⟨
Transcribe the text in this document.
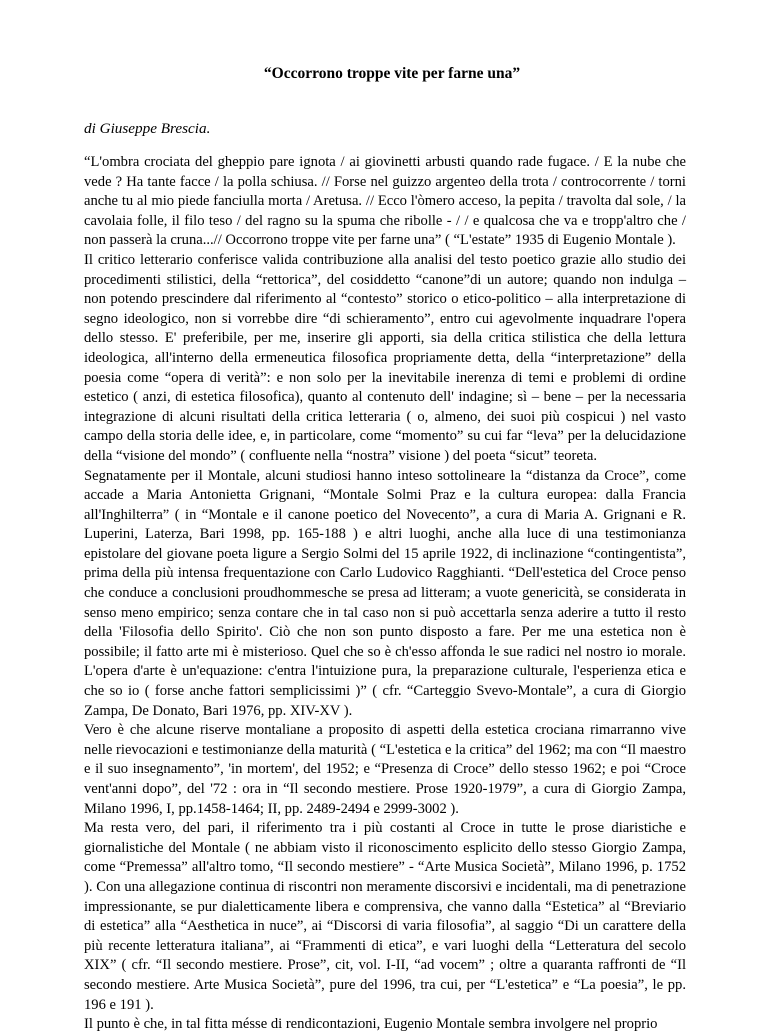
“Occorrono troppe vite per farne una”

di Giuseppe Brescia.

“L'ombra crociata del gheppio pare ignota / ai giovinetti arbusti quando rade fugace. / E la nube che vede ? Ha tante facce / la polla schiusa. // Forse nel guizzo argenteo della trota / controcorrente / torni anche tu al mio piede fanciulla morta / Aretusa. // Ecco l'òmero acceso, la pepita / travolta dal sole, / la cavolaia folle, il filo teso / del ragno su la spuma che ribolle - / / e qualcosa che va e tropp'altro che / non passerà la cruna...// Occorrono troppe vite per farne una” ( “L'estate” 1935 di Eugenio Montale ).

Il critico letterario conferisce valida contribuzione alla analisi del testo poetico grazie allo studio dei procedimenti stilistici, della “rettorica”, del cosiddetto “canone”di un autore; quando non indulga – non potendo prescindere dal riferimento al “contesto” storico o etico-politico – alla interpretazione di segno ideologico, non si vorrebbe dire “di schieramento”, entro cui agevolmente inquadrare l'opera dello stesso. E' preferibile, per me, inserire gli apporti, sia della critica stilistica che della lettura ideologica, all'interno della ermeneutica filosofica propriamente detta, della “interpretazione” della poesia come “opera di verità”: e non solo per la inevitabile inerenza di temi e problemi di ordine estetico ( anzi, di estetica filosofica), quanto al contenuto dell' indagine; sì – bene – per la necessaria integrazione di alcuni risultati della critica letteraria ( o, almeno, dei suoi più cospicui ) nel vasto campo della storia delle idee, e, in particolare, come “momento” su cui far “leva” per la delucidazione della “visione del mondo” ( confluente nella “nostra” visione ) del poeta “sicut” teoreta.

Segnatamente per il Montale, alcuni studiosi hanno inteso sottolineare la “distanza da Croce”, come accade a Maria Antonietta Grignani, “Montale Solmi Praz e la cultura europea: dalla Francia all'Inghilterra” ( in “Montale e il canone poetico del Novecento”, a cura di Maria A. Grignani e R. Luperini, Laterza, Bari 1998, pp. 165-188 ) e altri luoghi, anche alla luce di una testimonianza epistolare del giovane poeta ligure a Sergio Solmi del 15 aprile 1922, di inclinazione “contingentista”, prima della più intensa frequentazione con Carlo Ludovico Ragghianti. “Dell'estetica del Croce penso che conduce a conclusioni proudhommesche se presa ad litteram; a vuote genericità, se considerata in senso meno empirico; senza contare che in tal caso non si può accettarla senza aderire a tutto il resto della 'Filosofia dello Spirito'. Ciò che non son punto disposto a fare. Per me una estetica non è possibile; il fatto arte mi è misterioso. Quel che so è ch'esso affonda le sue radici nel nostro io morale. L'opera d'arte è un'equazione: c'entra l'intuizione pura, la preparazione culturale, l'esperienza etica e che so io ( forse anche fattori semplicissimi )” ( cfr. “Carteggio Svevo-Montale”, a cura di Giorgio Zampa, De Donato, Bari 1976, pp. XIV-XV ).

Vero è che alcune riserve montaliane a proposito di aspetti della estetica crociana rimarranno vive nelle rievocazioni e testimonianze della maturità ( “L'estetica e la critica” del 1962; ma con “Il maestro e il suo insegnamento”, 'in mortem', del 1952; e “Presenza di Croce” dello stesso 1962; e poi “Croce vent'anni dopo”, del '72 : ora in “Il secondo mestiere. Prose 1920-1979”, a cura di Giorgio Zampa, Milano 1996, I, pp.1458-1464; II, pp. 2489-2494 e 2999-3002 ).

Ma resta vero, del pari, il riferimento tra i più costanti al Croce in tutte le prose diaristiche e giornalistiche del Montale ( ne abbiam visto il riconoscimento esplicito dello stesso Giorgio Zampa, come “Premessa” all'altro tomo, “Il secondo mestiere” - “Arte Musica Società”, Milano 1996, p. 1752 ). Con una allegazione continua di riscontri non meramente discorsivi e incidentali, ma di penetrazione impressionante, se pur dialetticamente libera e comprensiva, che vanno dalla “Estetica” al “Breviario di estetica” alla “Aesthetica in nuce”, ai “Discorsi di varia filosofia”, al saggio “Di un carattere della più recente letteratura italiana”, ai “Frammenti di etica”, e vari luoghi della “Letteratura del secolo XIX” ( cfr. “Il secondo mestiere. Prose”, cit, vol. I-II, “ad vocem” ; oltre a quaranta raffronti de “Il secondo mestiere. Arte Musica Società”, pure del 1996, tra cui, per “L'estetica” e “La poesia”, le pp. 196 e 191 ).

Il punto è che, in tal fitta mésse di rendicontazioni, Eugenio Montale sembra involgere nel proprio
⟩
What is needed:
Your task is to set down the records shown above exactly, minus any pictures.

Output for this task:
Transcribe the text in this document.
“Occorrono troppe vite per farne una”

di Giuseppe Brescia.

“L'ombra crociata del gheppio pare ignota / ai giovinetti arbusti quando rade fugace. / E la nube che vede ? Ha tante facce / la polla schiusa. // Forse nel guizzo argenteo della trota / controcorrente / torni anche tu al mio piede fanciulla morta / Aretusa. // Ecco l'òmero acceso, la pepita / travolta dal sole, / la cavolaia folle, il filo teso / del ragno su la spuma che ribolle - / / e qualcosa che va e tropp'altro che / non passerà la cruna...// Occorrono troppe vite per farne una” ( “L'estate” 1935 di Eugenio Montale ).

Il critico letterario conferisce valida contribuzione alla analisi del testo poetico grazie allo studio dei procedimenti stilistici, della “rettorica”, del cosiddetto “canone”di un autore; quando non indulga – non potendo prescindere dal riferimento al “contesto” storico o etico-politico – alla interpretazione di segno ideologico, non si vorrebbe dire “di schieramento”, entro cui agevolmente inquadrare l'opera dello stesso. E' preferibile, per me, inserire gli apporti, sia della critica stilistica che della lettura ideologica, all'interno della ermeneutica filosofica propriamente detta, della “interpretazione” della poesia come “opera di verità”: e non solo per la inevitabile inerenza di temi e problemi di ordine estetico ( anzi, di estetica filosofica), quanto al contenuto dell' indagine; sì – bene – per la necessaria integrazione di alcuni risultati della critica letteraria ( o, almeno, dei suoi più cospicui ) nel vasto campo della storia delle idee, e, in particolare, come “momento” su cui far “leva” per la delucidazione della “visione del mondo” ( confluente nella “nostra” visione ) del poeta “sicut” teoreta.

Segnatamente per il Montale, alcuni studiosi hanno inteso sottolineare la “distanza da Croce”, come accade a Maria Antonietta Grignani, “Montale Solmi Praz e la cultura europea: dalla Francia all'Inghilterra” ( in “Montale e il canone poetico del Novecento”, a cura di Maria A. Grignani e R. Luperini, Laterza, Bari 1998, pp. 165-188 ) e altri luoghi, anche alla luce di una testimonianza epistolare del giovane poeta ligure a Sergio Solmi del 15 aprile 1922, di inclinazione “contingentista”, prima della più intensa frequentazione con Carlo Ludovico Ragghianti. “Dell'estetica del Croce penso che conduce a conclusioni proudhommesche se presa ad litteram; a vuote genericità, se considerata in senso meno empirico; senza contare che in tal caso non si può accettarla senza aderire a tutto il resto della 'Filosofia dello Spirito'. Ciò che non son punto disposto a fare. Per me una estetica non è possibile; il fatto arte mi è misterioso. Quel che so è ch'esso affonda le sue radici nel nostro io morale. L'opera d'arte è un'equazione: c'entra l'intuizione pura, la preparazione culturale, l'esperienza etica e che so io ( forse anche fattori semplicissimi )” ( cfr. “Carteggio Svevo-Montale”, a cura di Giorgio Zampa, De Donato, Bari 1976, pp. XIV-XV ).

Vero è che alcune riserve montaliane a proposito di aspetti della estetica crociana rimarranno vive nelle rievocazioni e testimonianze della maturità ( “L'estetica e la critica” del 1962; ma con “Il maestro e il suo insegnamento”, 'in mortem', del 1952; e “Presenza di Croce” dello stesso 1962; e poi “Croce vent'anni dopo”, del '72 : ora in “Il secondo mestiere. Prose 1920-1979”, a cura di Giorgio Zampa, Milano 1996, I, pp.1458-1464; II, pp. 2489-2494 e 2999-3002 ).

Ma resta vero, del pari, il riferimento tra i più costanti al Croce in tutte le prose diaristiche e giornalistiche del Montale ( ne abbiam visto il riconoscimento esplicito dello stesso Giorgio Zampa, come “Premessa” all'altro tomo, “Il secondo mestiere” - “Arte Musica Società”, Milano 1996, p. 1752 ). Con una allegazione continua di riscontri non meramente discorsivi e incidentali, ma di penetrazione impressionante, se pur dialetticamente libera e comprensiva, che vanno dalla “Estetica” al “Breviario di estetica” alla “Aesthetica in nuce”, ai “Discorsi di varia filosofia”, al saggio “Di un carattere della più recente letteratura italiana”, ai “Frammenti di etica”, e vari luoghi della “Letteratura del secolo XIX” ( cfr. “Il secondo mestiere. Prose”, cit, vol. I-II, “ad vocem” ; oltre a quaranta raffronti de “Il secondo mestiere. Arte Musica Società”, pure del 1996, tra cui, per “L'estetica” e “La poesia”, le pp. 196 e 191 ).

Il punto è che, in tal fitta mésse di rendicontazioni, Eugenio Montale sembra involgere nel proprio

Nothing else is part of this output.